TASK GOAL >>
How many lines of these entries hold the string "Health"? Answer with the number alone.

RECORDS PROVIDED >>
-----

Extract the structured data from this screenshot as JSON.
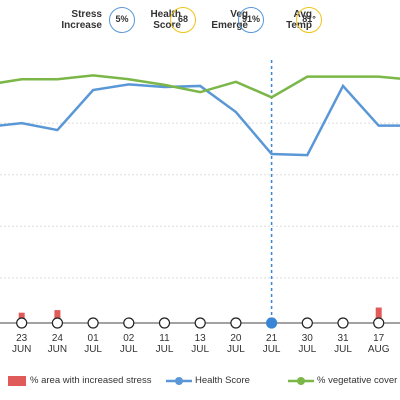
{
  "summary": [
    {
      "label": "Stress\nIncrease",
      "value": "5%",
      "color": "#5a97d6"
    },
    {
      "label": "Health\nScore",
      "value": "68",
      "color": "#f0c419"
    },
    {
      "label": "Veg\nEmerge",
      "value": "91%",
      "color": "#5a97d6"
    },
    {
      "label": "Avg\nTemp",
      "value": "81°",
      "color": "#f0c419"
    }
  ],
  "chart_data": {
    "type": "line",
    "categories": [
      null,
      "23\nJUN",
      "24\nJUN",
      "01\nJUL",
      "02\nJUL",
      "11\nJUL",
      "13\nJUL",
      "20\nJUL",
      "21\nJUL",
      "30\nJUL",
      "31\nJUL",
      "17\nAUG",
      null
    ],
    "series": [
      {
        "name": "% area with increased stress",
        "kind": "bar",
        "color": "#e05a5a",
        "values": [
          null,
          4,
          5,
          1,
          0,
          0,
          0,
          2,
          2,
          0,
          0,
          6,
          null
        ]
      },
      {
        "name": "Health Score",
        "kind": "line",
        "color": "#5a97d6",
        "values": [
          78.5,
          80,
          77.3,
          92.8,
          95,
          94,
          94.4,
          84.3,
          68,
          67.6,
          94.4,
          79,
          79
        ]
      },
      {
        "name": "% vegetative cover",
        "kind": "line",
        "color": "#7ab648",
        "values": [
          94.8,
          97,
          97,
          98.5,
          97,
          94.8,
          92,
          96,
          90,
          98,
          98,
          98,
          96.7
        ]
      }
    ],
    "ylim": [
      0,
      100
    ],
    "yticks": [
      20,
      40,
      60,
      80
    ],
    "grid": true,
    "selected": 8
  }
}
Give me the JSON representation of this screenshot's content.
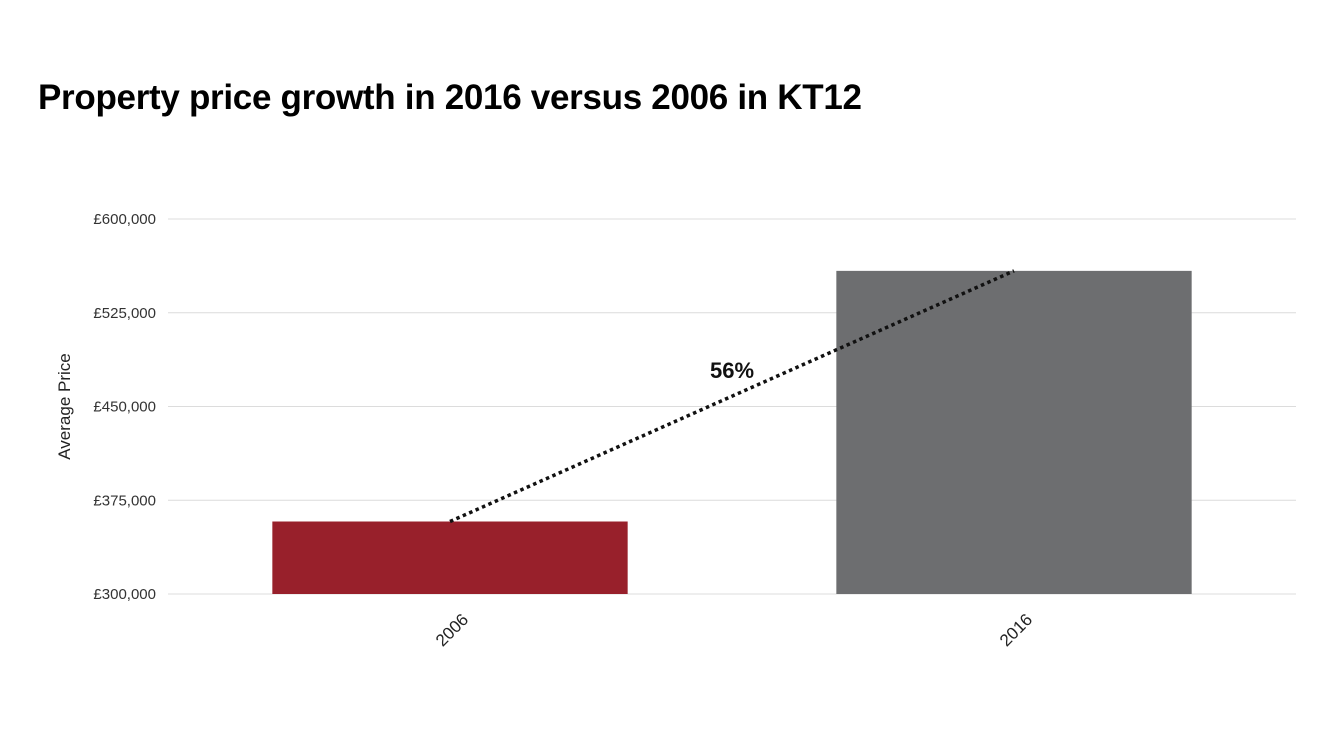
{
  "chart_data": {
    "type": "bar",
    "title": "Property price growth in 2016 versus 2006 in KT12",
    "ylabel": "Average Price",
    "xlabel": "",
    "categories": [
      "2006",
      "2016"
    ],
    "values": [
      358000,
      558500
    ],
    "ylim": [
      300000,
      600000
    ],
    "yticks": [
      300000,
      375000,
      450000,
      525000,
      600000
    ],
    "ytick_labels": [
      "£300,000",
      "£375,000",
      "£450,000",
      "£525,000",
      "£600,000"
    ],
    "bar_colors": [
      "#98202b",
      "#6d6e70"
    ],
    "grid": true,
    "legend": "none",
    "annotation": {
      "text": "56%",
      "from": "2006",
      "to": "2016",
      "style": "dotted"
    }
  }
}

-----

ANSWER FOR THIS EXERCISE >>
2